Look for the string "chưa" in every line, and copy each line that has it.

Stored entries
▼

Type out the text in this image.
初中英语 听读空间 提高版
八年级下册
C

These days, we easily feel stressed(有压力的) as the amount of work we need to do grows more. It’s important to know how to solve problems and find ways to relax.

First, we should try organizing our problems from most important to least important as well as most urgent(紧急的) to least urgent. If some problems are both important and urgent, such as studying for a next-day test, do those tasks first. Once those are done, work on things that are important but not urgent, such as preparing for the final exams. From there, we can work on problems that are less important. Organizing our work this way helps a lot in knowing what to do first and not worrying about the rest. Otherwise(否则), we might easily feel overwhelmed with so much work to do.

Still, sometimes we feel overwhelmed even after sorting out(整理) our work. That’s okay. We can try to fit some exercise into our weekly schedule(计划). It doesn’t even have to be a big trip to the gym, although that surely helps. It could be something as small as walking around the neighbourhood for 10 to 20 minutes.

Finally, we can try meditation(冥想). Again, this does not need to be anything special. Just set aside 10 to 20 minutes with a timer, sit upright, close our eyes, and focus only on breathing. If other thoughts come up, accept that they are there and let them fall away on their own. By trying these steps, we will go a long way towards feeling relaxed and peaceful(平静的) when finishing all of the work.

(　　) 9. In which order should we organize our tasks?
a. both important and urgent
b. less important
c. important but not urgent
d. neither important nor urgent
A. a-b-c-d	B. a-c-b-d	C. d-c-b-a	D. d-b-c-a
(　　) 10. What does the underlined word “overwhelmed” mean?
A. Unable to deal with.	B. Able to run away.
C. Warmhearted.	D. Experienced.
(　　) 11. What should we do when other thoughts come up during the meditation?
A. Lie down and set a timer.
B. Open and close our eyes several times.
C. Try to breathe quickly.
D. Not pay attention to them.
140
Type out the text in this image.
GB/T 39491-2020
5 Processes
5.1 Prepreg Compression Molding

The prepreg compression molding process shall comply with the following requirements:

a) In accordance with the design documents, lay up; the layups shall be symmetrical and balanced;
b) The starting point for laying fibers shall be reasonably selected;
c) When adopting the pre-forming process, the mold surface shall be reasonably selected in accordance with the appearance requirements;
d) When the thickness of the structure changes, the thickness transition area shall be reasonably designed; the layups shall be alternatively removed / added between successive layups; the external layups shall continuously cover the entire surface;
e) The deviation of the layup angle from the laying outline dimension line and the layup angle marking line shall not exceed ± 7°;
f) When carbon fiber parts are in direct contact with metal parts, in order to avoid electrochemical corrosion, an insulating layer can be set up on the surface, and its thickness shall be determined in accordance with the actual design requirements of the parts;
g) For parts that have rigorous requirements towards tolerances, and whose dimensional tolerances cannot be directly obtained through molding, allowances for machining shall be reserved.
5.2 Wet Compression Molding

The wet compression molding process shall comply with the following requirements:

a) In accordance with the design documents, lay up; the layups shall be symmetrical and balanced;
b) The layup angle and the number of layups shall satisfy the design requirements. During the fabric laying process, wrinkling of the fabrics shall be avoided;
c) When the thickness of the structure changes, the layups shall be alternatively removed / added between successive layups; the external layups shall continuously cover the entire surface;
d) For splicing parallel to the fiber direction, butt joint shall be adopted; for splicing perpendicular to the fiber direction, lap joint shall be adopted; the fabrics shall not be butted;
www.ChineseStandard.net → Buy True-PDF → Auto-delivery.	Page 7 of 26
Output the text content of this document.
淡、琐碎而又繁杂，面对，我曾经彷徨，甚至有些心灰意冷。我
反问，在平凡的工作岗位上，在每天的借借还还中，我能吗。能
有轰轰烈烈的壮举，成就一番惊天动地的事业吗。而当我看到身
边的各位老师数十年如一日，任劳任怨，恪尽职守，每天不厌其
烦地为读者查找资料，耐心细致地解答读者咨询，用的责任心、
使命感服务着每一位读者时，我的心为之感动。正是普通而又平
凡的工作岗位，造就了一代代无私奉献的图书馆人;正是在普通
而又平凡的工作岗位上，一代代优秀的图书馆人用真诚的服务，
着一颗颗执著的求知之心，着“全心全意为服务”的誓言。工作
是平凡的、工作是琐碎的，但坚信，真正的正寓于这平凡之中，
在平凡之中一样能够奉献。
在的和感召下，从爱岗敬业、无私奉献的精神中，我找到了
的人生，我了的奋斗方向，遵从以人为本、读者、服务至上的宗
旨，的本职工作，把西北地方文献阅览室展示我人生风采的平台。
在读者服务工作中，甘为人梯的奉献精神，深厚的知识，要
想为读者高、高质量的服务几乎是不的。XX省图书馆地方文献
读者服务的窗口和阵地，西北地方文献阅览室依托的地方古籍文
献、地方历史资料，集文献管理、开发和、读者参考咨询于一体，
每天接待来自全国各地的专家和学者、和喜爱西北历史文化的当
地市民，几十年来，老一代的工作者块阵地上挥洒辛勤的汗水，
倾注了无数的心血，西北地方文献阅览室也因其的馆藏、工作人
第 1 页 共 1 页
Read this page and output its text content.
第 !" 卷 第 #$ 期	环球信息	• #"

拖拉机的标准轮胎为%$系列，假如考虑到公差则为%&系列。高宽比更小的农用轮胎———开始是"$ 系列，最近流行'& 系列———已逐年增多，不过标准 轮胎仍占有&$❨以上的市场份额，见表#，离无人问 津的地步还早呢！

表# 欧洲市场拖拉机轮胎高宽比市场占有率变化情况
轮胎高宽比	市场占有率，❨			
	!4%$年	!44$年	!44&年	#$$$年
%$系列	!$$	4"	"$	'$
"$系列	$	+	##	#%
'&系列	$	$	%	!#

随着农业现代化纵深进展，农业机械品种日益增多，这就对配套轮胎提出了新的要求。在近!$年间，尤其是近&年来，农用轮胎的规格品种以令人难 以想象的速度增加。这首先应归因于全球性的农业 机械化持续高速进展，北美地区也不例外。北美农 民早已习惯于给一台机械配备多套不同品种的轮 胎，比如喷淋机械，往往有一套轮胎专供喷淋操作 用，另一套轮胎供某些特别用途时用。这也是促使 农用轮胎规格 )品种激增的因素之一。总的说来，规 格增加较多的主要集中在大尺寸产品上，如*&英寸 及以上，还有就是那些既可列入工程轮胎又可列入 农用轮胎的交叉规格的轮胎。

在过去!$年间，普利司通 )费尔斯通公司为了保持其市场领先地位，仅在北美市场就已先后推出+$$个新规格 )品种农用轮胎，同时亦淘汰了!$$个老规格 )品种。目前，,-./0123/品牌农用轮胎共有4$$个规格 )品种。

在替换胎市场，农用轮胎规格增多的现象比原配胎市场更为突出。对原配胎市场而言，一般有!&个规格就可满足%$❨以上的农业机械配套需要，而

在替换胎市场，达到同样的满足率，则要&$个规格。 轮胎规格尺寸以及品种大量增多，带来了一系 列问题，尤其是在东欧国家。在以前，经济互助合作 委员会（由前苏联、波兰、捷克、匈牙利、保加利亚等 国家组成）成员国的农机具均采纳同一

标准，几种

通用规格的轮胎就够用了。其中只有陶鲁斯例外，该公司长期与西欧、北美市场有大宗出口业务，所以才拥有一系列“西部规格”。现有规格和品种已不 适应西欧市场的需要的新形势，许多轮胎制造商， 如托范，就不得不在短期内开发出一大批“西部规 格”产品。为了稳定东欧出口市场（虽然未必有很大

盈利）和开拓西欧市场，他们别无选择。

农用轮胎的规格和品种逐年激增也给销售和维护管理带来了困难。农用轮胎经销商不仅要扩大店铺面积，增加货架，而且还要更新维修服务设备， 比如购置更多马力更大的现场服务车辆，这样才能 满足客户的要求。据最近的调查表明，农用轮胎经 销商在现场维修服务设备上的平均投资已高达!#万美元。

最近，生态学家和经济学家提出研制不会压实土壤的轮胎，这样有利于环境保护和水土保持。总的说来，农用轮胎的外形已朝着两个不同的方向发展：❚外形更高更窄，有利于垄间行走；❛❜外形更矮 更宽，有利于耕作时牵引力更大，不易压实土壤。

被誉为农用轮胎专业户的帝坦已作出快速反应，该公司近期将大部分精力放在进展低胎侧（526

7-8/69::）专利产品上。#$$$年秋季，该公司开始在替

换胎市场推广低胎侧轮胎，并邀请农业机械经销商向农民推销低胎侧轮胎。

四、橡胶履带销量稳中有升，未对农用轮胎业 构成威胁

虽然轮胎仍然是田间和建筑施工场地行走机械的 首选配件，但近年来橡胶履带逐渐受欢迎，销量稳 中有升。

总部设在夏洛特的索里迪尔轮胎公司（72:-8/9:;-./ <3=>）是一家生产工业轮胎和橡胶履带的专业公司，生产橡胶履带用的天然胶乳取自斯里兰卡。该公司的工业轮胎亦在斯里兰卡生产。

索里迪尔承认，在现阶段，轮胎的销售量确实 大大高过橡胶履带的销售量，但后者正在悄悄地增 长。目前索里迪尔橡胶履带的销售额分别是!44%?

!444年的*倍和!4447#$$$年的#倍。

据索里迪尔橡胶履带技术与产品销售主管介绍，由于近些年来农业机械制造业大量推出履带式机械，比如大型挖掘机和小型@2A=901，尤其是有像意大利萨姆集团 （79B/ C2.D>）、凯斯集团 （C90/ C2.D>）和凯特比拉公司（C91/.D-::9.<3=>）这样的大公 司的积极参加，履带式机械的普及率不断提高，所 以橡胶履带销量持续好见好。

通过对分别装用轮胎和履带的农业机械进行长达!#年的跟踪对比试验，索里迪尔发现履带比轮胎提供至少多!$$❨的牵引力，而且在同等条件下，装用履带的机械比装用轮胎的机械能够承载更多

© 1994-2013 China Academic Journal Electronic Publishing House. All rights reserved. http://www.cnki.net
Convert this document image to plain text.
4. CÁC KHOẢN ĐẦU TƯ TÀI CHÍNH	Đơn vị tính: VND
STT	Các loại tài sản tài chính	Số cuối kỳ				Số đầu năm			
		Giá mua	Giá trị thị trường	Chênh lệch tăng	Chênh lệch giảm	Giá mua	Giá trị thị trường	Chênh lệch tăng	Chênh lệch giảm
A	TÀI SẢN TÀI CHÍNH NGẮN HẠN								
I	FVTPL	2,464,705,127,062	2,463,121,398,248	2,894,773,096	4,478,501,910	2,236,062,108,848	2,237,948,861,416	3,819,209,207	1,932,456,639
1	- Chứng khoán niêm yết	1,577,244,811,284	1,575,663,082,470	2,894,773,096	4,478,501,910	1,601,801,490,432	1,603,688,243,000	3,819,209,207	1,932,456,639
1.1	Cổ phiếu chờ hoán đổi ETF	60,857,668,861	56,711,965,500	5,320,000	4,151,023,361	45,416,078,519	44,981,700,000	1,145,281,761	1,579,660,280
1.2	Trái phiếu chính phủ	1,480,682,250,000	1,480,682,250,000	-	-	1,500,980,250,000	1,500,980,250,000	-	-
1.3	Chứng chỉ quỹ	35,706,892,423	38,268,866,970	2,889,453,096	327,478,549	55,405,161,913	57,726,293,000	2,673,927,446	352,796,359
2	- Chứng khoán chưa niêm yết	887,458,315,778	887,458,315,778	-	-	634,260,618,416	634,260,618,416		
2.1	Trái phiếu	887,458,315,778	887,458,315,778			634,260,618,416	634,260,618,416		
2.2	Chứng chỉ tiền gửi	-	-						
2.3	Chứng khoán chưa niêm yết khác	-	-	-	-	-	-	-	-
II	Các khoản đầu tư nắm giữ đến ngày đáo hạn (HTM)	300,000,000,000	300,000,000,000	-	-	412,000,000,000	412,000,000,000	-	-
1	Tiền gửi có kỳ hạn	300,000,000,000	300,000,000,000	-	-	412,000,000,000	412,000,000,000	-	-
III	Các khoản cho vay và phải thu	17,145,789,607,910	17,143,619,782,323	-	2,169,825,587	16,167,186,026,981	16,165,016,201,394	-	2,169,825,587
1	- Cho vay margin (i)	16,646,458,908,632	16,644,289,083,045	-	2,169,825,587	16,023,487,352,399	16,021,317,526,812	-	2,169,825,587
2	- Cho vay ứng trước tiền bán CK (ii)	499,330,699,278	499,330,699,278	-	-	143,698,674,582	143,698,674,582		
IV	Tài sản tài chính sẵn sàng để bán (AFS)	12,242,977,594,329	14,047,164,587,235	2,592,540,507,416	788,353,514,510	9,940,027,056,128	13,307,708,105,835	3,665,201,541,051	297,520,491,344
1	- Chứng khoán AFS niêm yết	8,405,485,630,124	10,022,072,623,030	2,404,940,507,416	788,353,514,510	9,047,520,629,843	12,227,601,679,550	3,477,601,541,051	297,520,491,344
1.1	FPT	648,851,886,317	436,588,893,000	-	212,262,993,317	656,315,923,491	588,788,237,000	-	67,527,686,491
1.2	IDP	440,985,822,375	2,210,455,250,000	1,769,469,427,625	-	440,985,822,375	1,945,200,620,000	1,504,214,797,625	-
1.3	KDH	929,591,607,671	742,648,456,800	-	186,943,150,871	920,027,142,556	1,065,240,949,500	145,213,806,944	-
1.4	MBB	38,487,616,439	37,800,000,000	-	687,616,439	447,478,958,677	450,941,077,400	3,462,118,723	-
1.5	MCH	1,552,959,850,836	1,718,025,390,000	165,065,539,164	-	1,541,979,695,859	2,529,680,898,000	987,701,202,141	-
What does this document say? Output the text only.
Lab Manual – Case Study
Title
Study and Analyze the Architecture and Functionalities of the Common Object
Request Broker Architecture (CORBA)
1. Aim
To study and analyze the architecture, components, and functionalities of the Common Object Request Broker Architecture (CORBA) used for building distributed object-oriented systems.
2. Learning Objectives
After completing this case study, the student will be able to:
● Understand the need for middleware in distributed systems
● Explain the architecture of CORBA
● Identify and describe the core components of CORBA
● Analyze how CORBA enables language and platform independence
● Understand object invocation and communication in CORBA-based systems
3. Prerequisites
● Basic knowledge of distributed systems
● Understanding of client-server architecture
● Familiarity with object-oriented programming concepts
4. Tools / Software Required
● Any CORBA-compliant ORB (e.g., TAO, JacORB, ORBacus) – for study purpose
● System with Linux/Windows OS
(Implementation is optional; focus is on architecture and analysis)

▲

[Exercise response]
2	- Chứng khoán chưa niêm yết	887,458,315,778	887,458,315,778	-	-	634,260,618,416	634,260,618,416		
2.3	Chứng khoán chưa niêm yết khác	-	-	-	-	-	-	-	-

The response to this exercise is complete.